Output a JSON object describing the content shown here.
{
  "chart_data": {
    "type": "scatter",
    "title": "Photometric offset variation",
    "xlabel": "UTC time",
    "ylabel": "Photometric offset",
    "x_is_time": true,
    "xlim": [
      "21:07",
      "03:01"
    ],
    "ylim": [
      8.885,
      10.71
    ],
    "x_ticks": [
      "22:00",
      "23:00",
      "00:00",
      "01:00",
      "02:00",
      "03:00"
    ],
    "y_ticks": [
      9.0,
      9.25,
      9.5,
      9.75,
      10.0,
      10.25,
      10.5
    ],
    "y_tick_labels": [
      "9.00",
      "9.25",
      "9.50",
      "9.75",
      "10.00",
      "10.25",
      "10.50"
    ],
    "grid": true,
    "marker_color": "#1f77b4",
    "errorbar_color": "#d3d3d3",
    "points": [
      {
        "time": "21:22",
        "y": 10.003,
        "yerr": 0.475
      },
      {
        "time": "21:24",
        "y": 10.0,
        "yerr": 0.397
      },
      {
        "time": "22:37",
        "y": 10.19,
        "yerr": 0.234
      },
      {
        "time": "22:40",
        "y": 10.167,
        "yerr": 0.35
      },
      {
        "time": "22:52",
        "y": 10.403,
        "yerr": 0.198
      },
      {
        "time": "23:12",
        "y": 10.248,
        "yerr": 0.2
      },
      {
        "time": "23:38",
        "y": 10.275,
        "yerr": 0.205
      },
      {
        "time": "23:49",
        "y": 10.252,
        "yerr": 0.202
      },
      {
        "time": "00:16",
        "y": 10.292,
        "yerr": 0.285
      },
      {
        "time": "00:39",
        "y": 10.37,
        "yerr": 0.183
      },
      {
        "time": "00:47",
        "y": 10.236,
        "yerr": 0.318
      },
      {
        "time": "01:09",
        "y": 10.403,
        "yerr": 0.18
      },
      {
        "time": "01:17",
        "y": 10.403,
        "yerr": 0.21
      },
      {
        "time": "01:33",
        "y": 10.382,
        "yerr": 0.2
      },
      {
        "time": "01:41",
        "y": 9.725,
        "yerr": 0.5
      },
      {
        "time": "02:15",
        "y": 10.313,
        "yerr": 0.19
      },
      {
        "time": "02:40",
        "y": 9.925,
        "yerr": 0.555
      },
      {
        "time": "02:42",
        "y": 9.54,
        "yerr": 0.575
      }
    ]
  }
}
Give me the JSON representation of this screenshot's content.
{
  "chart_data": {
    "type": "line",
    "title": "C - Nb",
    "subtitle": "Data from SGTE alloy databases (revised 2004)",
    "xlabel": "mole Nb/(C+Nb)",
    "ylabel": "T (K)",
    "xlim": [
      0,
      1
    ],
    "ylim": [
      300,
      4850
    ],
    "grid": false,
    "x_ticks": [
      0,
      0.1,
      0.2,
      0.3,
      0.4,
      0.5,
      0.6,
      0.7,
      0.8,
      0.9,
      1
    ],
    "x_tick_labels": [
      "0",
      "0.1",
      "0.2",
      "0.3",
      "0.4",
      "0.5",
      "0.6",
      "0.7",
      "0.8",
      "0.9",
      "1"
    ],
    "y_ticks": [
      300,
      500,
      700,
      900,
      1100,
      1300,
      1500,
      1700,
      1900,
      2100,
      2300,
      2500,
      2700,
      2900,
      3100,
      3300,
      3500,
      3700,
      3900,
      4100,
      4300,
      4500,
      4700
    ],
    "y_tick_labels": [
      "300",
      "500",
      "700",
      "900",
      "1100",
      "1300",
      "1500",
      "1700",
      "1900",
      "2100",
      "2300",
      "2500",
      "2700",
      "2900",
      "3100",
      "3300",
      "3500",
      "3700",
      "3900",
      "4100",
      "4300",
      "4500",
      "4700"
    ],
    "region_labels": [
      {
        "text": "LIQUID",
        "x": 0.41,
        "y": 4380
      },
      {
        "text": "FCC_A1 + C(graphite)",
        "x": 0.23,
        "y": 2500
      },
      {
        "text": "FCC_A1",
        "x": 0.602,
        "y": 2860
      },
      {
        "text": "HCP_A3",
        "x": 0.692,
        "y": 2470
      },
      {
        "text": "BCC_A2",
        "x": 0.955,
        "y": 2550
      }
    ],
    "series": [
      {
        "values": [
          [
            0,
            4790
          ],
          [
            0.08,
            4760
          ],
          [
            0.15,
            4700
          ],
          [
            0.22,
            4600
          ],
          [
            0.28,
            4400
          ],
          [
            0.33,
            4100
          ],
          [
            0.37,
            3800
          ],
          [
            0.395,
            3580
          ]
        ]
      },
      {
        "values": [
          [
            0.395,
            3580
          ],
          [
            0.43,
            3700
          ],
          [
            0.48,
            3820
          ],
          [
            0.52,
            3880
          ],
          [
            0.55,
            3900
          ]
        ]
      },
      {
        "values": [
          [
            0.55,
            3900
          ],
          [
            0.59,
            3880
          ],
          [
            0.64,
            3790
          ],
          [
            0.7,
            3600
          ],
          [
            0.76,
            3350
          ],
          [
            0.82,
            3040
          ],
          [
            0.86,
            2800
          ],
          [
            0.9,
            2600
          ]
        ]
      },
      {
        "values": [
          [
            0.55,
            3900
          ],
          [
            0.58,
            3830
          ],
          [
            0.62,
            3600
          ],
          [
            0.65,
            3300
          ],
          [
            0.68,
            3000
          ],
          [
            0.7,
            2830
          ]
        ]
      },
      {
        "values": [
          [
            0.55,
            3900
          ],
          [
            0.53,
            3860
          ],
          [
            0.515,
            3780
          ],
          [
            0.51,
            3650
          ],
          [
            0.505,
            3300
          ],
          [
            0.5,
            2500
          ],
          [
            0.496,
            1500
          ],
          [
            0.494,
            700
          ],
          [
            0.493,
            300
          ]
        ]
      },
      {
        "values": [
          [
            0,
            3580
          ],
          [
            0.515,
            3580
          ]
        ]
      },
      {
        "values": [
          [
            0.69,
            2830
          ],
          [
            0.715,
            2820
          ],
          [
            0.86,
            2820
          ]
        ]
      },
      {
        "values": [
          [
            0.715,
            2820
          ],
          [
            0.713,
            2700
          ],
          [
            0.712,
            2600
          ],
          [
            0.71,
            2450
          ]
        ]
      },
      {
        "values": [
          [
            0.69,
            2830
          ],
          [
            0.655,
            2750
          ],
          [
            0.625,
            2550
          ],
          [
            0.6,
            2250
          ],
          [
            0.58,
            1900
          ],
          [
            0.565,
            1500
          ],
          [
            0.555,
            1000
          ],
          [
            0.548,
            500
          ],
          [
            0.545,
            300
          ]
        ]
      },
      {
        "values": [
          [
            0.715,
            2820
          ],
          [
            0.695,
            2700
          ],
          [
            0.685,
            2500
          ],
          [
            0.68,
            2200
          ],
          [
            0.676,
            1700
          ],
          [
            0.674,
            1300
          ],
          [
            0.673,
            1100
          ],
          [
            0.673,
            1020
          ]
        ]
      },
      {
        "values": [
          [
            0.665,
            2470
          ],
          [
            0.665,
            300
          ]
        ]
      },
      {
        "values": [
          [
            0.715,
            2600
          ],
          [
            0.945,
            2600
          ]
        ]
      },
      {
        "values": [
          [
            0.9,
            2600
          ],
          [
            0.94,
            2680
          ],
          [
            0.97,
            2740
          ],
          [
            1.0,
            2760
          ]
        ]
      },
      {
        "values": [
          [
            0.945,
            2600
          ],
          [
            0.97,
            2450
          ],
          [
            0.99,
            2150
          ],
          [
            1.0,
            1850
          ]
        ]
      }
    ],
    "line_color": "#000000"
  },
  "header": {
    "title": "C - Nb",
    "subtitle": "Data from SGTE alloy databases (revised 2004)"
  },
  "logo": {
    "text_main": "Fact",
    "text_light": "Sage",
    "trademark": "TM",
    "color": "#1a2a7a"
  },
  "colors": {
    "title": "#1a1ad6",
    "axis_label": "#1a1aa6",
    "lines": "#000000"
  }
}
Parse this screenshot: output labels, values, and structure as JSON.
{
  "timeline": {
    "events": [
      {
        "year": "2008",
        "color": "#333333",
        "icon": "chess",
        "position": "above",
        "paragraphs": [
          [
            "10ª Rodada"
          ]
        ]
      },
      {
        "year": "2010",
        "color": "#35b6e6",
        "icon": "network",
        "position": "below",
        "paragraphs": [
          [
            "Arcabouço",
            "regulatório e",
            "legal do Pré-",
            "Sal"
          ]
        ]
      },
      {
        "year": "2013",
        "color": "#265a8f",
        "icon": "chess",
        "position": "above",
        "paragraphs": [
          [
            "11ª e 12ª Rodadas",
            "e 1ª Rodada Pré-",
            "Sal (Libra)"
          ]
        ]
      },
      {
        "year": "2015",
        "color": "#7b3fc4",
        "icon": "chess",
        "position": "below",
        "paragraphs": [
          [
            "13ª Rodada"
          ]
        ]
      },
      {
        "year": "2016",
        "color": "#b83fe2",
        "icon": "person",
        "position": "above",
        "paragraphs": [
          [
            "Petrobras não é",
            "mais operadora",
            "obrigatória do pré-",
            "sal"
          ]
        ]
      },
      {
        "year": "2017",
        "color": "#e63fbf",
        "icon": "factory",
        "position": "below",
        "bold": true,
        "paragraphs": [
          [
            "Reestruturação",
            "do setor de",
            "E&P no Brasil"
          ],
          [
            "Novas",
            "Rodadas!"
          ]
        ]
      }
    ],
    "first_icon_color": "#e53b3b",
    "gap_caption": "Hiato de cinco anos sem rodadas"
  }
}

Given problem: In the entries above, how many lines hold the word "screenshot"? State the number and nothing else.

Answer to the exercise: 2